## [Input rows]
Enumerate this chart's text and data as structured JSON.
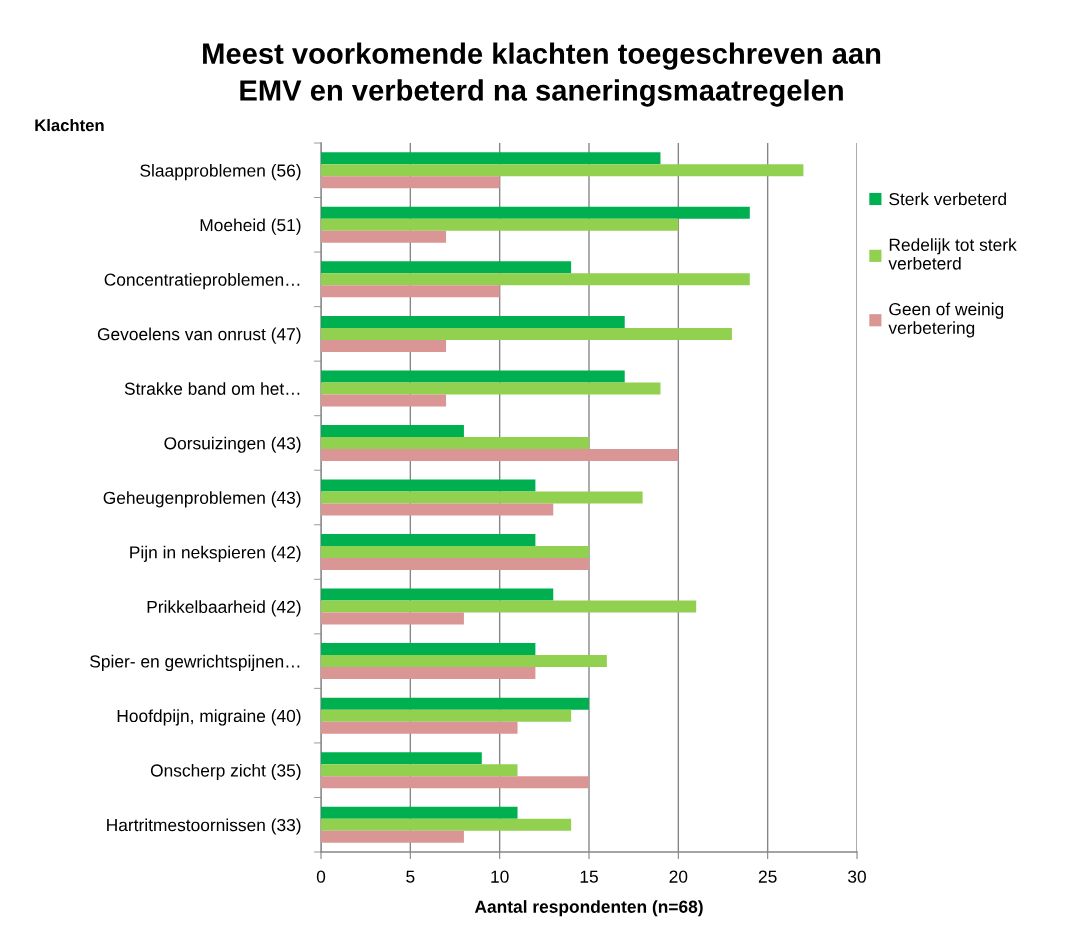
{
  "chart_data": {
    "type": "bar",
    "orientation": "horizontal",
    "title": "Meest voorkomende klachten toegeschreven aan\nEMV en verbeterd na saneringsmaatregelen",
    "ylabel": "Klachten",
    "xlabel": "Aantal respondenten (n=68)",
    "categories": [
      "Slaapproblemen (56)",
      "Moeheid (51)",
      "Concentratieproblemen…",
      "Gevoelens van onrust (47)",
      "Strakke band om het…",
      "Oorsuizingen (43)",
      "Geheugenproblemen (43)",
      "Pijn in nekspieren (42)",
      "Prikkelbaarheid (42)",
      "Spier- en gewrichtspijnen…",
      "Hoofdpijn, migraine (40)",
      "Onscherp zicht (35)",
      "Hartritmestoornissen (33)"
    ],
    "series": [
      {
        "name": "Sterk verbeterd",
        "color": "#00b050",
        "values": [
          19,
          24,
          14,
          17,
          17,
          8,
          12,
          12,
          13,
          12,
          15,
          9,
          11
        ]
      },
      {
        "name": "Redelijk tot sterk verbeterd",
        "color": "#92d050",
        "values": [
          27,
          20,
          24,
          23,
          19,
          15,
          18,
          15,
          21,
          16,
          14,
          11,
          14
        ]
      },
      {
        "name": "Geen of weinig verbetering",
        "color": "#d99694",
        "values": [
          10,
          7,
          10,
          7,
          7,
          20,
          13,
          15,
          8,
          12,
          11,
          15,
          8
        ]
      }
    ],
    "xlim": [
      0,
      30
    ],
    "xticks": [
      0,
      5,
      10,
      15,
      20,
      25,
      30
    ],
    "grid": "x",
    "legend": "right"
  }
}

## [Stated task]
Using the listing above, locate the lines that hold "name" and copy each one.

## [Result for this exercise]
        "name": "Sterk verbeterd",
        "name": "Redelijk tot sterk verbeterd",
        "name": "Geen of weinig verbetering",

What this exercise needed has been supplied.